[Written problem] For the data that follows, report how many lines contain the word "this", and nothing else.

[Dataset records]
★ ★ ★ ★ ★
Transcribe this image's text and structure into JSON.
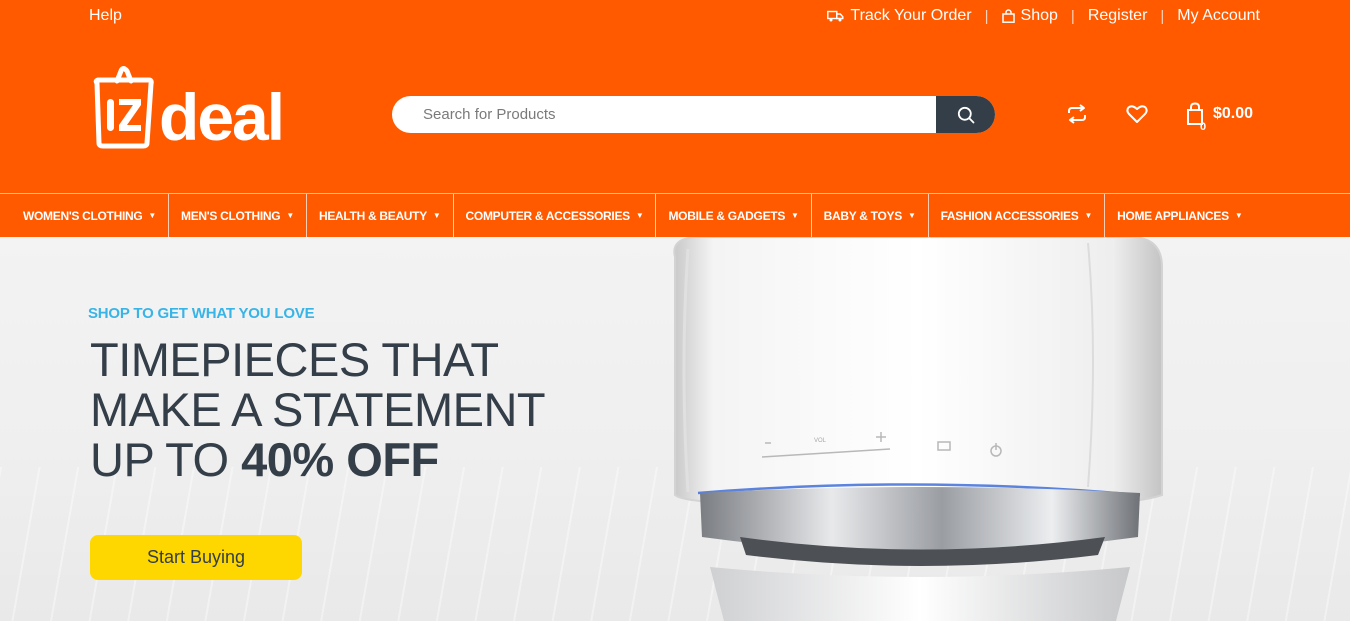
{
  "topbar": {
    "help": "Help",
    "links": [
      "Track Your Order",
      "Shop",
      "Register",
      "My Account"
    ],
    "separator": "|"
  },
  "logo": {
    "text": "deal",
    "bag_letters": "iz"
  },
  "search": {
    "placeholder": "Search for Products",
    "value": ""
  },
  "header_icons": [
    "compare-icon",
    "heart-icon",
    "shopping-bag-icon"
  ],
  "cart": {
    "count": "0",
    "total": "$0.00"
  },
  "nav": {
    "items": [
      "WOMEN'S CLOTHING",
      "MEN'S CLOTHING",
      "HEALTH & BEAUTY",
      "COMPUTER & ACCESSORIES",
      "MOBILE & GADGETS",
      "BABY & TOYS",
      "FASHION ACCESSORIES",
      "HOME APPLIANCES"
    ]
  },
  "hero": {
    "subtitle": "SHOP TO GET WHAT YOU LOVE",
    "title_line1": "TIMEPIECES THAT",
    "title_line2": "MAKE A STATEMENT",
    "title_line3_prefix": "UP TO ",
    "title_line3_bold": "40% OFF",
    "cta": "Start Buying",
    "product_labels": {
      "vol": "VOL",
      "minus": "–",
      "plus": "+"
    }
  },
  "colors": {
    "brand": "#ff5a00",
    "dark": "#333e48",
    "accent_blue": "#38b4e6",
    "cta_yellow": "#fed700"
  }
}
★ ★ ★ ★ ★
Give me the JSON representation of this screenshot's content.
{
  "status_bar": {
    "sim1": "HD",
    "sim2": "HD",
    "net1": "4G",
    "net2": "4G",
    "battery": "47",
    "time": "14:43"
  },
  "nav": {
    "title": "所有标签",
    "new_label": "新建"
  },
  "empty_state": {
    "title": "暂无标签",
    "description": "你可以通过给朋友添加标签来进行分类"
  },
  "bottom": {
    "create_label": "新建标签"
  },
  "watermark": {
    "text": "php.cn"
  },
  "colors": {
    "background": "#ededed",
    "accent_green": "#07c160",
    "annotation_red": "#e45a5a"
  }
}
★ ★ ★ ★ ★
[Correct output] 2